(Excerpts from a figure dataset)
— start —

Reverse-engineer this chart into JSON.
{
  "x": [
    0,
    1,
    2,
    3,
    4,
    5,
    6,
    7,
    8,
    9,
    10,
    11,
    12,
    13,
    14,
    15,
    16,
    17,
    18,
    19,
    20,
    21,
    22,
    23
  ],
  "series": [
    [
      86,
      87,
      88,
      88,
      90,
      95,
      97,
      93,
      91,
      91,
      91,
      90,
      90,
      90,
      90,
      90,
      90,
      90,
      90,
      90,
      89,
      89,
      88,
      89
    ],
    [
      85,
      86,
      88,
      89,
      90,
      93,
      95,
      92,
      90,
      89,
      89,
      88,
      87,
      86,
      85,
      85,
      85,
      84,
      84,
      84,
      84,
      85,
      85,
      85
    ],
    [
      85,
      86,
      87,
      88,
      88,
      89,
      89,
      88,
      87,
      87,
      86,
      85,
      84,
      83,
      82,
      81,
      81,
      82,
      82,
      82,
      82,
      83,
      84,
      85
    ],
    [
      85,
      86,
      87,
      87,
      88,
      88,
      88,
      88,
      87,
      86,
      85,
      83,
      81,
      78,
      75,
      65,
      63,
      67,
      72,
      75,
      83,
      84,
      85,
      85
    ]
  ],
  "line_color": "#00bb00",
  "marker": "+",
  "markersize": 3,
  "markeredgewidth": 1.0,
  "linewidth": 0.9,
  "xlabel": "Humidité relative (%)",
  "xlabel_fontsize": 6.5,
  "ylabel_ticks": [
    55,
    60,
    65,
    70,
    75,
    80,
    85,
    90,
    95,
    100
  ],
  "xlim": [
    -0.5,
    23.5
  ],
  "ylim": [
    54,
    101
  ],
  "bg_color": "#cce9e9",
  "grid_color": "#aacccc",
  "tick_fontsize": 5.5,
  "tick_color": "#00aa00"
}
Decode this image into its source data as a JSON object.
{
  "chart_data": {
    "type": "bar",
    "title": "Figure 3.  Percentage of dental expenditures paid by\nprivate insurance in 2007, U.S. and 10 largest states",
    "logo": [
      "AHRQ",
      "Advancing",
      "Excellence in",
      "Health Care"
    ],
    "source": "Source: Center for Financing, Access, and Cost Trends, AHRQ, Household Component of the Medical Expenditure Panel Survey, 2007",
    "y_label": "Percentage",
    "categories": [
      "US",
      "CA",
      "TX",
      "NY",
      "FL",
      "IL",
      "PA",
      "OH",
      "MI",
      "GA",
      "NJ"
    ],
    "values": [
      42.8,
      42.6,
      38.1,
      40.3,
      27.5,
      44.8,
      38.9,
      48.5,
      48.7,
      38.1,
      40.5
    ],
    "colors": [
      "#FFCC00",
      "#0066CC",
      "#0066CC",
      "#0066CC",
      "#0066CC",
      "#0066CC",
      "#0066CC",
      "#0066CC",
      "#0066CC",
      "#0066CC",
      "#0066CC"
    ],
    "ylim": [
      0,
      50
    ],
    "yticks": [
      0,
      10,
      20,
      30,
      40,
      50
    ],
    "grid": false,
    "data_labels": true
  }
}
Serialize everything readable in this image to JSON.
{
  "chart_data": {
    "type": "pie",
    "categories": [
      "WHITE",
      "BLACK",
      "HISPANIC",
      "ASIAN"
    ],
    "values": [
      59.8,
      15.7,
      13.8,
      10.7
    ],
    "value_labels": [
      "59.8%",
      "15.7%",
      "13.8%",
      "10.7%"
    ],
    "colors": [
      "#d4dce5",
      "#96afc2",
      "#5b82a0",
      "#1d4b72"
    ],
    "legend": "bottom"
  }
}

— end —

• [To be done]: Extract all of the data above without altering anything.

• [Completed task]:
Reverse-engineer this chart into JSON.
{
  "x": [
    0,
    1,
    2,
    3,
    4,
    5,
    6,
    7,
    8,
    9,
    10,
    11,
    12,
    13,
    14,
    15,
    16,
    17,
    18,
    19,
    20,
    21,
    22,
    23
  ],
  "series": [
    [
      86,
      87,
      88,
      88,
      90,
      95,
      97,
      93,
      91,
      91,
      91,
      90,
      90,
      90,
      90,
      90,
      90,
      90,
      90,
      90,
      89,
      89,
      88,
      89
    ],
    [
      85,
      86,
      88,
      89,
      90,
      93,
      95,
      92,
      90,
      89,
      89,
      88,
      87,
      86,
      85,
      85,
      85,
      84,
      84,
      84,
      84,
      85,
      85,
      85
    ],
    [
      85,
      86,
      87,
      88,
      88,
      89,
      89,
      88,
      87,
      87,
      86,
      85,
      84,
      83,
      82,
      81,
      81,
      82,
      82,
      82,
      82,
      83,
      84,
      85
    ],
    [
      85,
      86,
      87,
      87,
      88,
      88,
      88,
      88,
      87,
      86,
      85,
      83,
      81,
      78,
      75,
      65,
      63,
      67,
      72,
      75,
      83,
      84,
      85,
      85
    ]
  ],
  "line_color": "#00bb00",
  "marker": "+",
  "markersize": 3,
  "markeredgewidth": 1.0,
  "linewidth": 0.9,
  "xlabel": "Humidité relative (%)",
  "xlabel_fontsize": 6.5,
  "ylabel_ticks": [
    55,
    60,
    65,
    70,
    75,
    80,
    85,
    90,
    95,
    100
  ],
  "xlim": [
    -0.5,
    23.5
  ],
  "ylim": [
    54,
    101
  ],
  "bg_color": "#cce9e9",
  "grid_color": "#aacccc",
  "tick_fontsize": 5.5,
  "tick_color": "#00aa00"
}
Decode this image into its source data as a JSON object.
{
  "chart_data": {
    "type": "bar",
    "title": "Figure 3.  Percentage of dental expenditures paid by\nprivate insurance in 2007, U.S. and 10 largest states",
    "logo": [
      "AHRQ",
      "Advancing",
      "Excellence in",
      "Health Care"
    ],
    "source": "Source: Center for Financing, Access, and Cost Trends, AHRQ, Household Component of the Medical Expenditure Panel Survey, 2007",
    "y_label": "Percentage",
    "categories": [
      "US",
      "CA",
      "TX",
      "NY",
      "FL",
      "IL",
      "PA",
      "OH",
      "MI",
      "GA",
      "NJ"
    ],
    "values": [
      42.8,
      42.6,
      38.1,
      40.3,
      27.5,
      44.8,
      38.9,
      48.5,
      48.7,
      38.1,
      40.5
    ],
    "colors": [
      "#FFCC00",
      "#0066CC",
      "#0066CC",
      "#0066CC",
      "#0066CC",
      "#0066CC",
      "#0066CC",
      "#0066CC",
      "#0066CC",
      "#0066CC",
      "#0066CC"
    ],
    "ylim": [
      0,
      50
    ],
    "yticks": [
      0,
      10,
      20,
      30,
      40,
      50
    ],
    "grid": false,
    "data_labels": true
  }
}
Serialize everything readable in this image to JSON.
{
  "chart_data": {
    "type": "pie",
    "categories": [
      "WHITE",
      "BLACK",
      "HISPANIC",
      "ASIAN"
    ],
    "values": [
      59.8,
      15.7,
      13.8,
      10.7
    ],
    "value_labels": [
      "59.8%",
      "15.7%",
      "13.8%",
      "10.7%"
    ],
    "colors": [
      "#d4dce5",
      "#96afc2",
      "#5b82a0",
      "#1d4b72"
    ],
    "legend": "bottom"
  }
}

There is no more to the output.